-- START Exercise material --

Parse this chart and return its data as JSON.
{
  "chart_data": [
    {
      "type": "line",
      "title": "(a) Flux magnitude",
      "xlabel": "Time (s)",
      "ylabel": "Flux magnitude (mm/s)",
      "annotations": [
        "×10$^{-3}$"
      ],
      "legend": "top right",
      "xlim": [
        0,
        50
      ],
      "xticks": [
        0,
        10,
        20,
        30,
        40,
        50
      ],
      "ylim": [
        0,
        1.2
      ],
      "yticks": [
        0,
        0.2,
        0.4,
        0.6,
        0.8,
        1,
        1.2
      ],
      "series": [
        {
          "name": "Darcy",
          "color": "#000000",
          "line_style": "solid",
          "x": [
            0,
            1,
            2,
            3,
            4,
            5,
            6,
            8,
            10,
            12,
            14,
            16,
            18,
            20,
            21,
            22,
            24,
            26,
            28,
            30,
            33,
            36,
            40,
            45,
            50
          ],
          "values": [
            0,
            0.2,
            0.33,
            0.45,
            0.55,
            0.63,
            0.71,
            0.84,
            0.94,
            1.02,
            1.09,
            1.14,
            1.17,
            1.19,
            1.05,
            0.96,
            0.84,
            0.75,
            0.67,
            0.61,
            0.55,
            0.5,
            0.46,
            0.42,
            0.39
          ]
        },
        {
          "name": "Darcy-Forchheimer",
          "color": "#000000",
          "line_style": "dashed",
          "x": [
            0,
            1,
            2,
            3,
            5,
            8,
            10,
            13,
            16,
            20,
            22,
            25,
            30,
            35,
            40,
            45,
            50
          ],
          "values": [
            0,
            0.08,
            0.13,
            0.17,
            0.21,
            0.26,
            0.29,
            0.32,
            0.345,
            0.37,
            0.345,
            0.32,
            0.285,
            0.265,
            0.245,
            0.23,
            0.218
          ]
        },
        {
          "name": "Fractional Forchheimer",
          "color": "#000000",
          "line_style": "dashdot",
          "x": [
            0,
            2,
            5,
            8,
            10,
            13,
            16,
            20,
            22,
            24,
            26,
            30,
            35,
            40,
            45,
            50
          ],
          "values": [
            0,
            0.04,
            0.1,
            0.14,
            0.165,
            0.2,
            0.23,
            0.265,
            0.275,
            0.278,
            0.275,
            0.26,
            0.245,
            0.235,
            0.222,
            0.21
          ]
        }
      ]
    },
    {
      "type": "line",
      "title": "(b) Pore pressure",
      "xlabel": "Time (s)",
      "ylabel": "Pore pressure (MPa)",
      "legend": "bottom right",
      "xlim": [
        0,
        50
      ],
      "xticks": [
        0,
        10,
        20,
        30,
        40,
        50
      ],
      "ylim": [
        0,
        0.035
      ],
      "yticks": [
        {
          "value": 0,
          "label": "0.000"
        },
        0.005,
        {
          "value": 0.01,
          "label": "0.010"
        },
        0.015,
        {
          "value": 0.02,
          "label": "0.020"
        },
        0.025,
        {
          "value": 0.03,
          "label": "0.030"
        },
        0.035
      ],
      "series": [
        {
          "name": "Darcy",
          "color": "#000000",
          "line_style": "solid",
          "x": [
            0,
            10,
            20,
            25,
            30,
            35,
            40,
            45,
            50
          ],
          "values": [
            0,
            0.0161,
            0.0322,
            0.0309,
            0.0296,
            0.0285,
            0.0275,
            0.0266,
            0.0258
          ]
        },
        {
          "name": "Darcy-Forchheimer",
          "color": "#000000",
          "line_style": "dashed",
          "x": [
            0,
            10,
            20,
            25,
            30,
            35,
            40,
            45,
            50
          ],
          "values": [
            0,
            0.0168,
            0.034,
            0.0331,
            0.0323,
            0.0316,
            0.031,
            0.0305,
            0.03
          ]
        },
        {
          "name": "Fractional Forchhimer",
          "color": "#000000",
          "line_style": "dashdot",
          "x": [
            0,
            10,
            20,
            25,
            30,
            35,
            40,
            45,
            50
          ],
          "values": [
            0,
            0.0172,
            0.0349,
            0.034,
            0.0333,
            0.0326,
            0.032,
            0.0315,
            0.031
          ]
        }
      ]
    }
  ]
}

-- END Exercise material --

- [Task to carry out]: Extract every record and return it verbatim.

- [Worked answer]:
Parse this chart and return its data as JSON.
{
  "chart_data": [
    {
      "type": "line",
      "title": "(a) Flux magnitude",
      "xlabel": "Time (s)",
      "ylabel": "Flux magnitude (mm/s)",
      "annotations": [
        "×10$^{-3}$"
      ],
      "legend": "top right",
      "xlim": [
        0,
        50
      ],
      "xticks": [
        0,
        10,
        20,
        30,
        40,
        50
      ],
      "ylim": [
        0,
        1.2
      ],
      "yticks": [
        0,
        0.2,
        0.4,
        0.6,
        0.8,
        1,
        1.2
      ],
      "series": [
        {
          "name": "Darcy",
          "color": "#000000",
          "line_style": "solid",
          "x": [
            0,
            1,
            2,
            3,
            4,
            5,
            6,
            8,
            10,
            12,
            14,
            16,
            18,
            20,
            21,
            22,
            24,
            26,
            28,
            30,
            33,
            36,
            40,
            45,
            50
          ],
          "values": [
            0,
            0.2,
            0.33,
            0.45,
            0.55,
            0.63,
            0.71,
            0.84,
            0.94,
            1.02,
            1.09,
            1.14,
            1.17,
            1.19,
            1.05,
            0.96,
            0.84,
            0.75,
            0.67,
            0.61,
            0.55,
            0.5,
            0.46,
            0.42,
            0.39
          ]
        },
        {
          "name": "Darcy-Forchheimer",
          "color": "#000000",
          "line_style": "dashed",
          "x": [
            0,
            1,
            2,
            3,
            5,
            8,
            10,
            13,
            16,
            20,
            22,
            25,
            30,
            35,
            40,
            45,
            50
          ],
          "values": [
            0,
            0.08,
            0.13,
            0.17,
            0.21,
            0.26,
            0.29,
            0.32,
            0.345,
            0.37,
            0.345,
            0.32,
            0.285,
            0.265,
            0.245,
            0.23,
            0.218
          ]
        },
        {
          "name": "Fractional Forchheimer",
          "color": "#000000",
          "line_style": "dashdot",
          "x": [
            0,
            2,
            5,
            8,
            10,
            13,
            16,
            20,
            22,
            24,
            26,
            30,
            35,
            40,
            45,
            50
          ],
          "values": [
            0,
            0.04,
            0.1,
            0.14,
            0.165,
            0.2,
            0.23,
            0.265,
            0.275,
            0.278,
            0.275,
            0.26,
            0.245,
            0.235,
            0.222,
            0.21
          ]
        }
      ]
    },
    {
      "type": "line",
      "title": "(b) Pore pressure",
      "xlabel": "Time (s)",
      "ylabel": "Pore pressure (MPa)",
      "legend": "bottom right",
      "xlim": [
        0,
        50
      ],
      "xticks": [
        0,
        10,
        20,
        30,
        40,
        50
      ],
      "ylim": [
        0,
        0.035
      ],
      "yticks": [
        {
          "value": 0,
          "label": "0.000"
        },
        0.005,
        {
          "value": 0.01,
          "label": "0.010"
        },
        0.015,
        {
          "value": 0.02,
          "label": "0.020"
        },
        0.025,
        {
          "value": 0.03,
          "label": "0.030"
        },
        0.035
      ],
      "series": [
        {
          "name": "Darcy",
          "color": "#000000",
          "line_style": "solid",
          "x": [
            0,
            10,
            20,
            25,
            30,
            35,
            40,
            45,
            50
          ],
          "values": [
            0,
            0.0161,
            0.0322,
            0.0309,
            0.0296,
            0.0285,
            0.0275,
            0.0266,
            0.0258
          ]
        },
        {
          "name": "Darcy-Forchheimer",
          "color": "#000000",
          "line_style": "dashed",
          "x": [
            0,
            10,
            20,
            25,
            30,
            35,
            40,
            45,
            50
          ],
          "values": [
            0,
            0.0168,
            0.034,
            0.0331,
            0.0323,
            0.0316,
            0.031,
            0.0305,
            0.03
          ]
        },
        {
          "name": "Fractional Forchhimer",
          "color": "#000000",
          "line_style": "dashdot",
          "x": [
            0,
            10,
            20,
            25,
            30,
            35,
            40,
            45,
            50
          ],
          "values": [
            0,
            0.0172,
            0.0349,
            0.034,
            0.0333,
            0.0326,
            0.032,
            0.0315,
            0.031
          ]
        }
      ]
    }
  ]
}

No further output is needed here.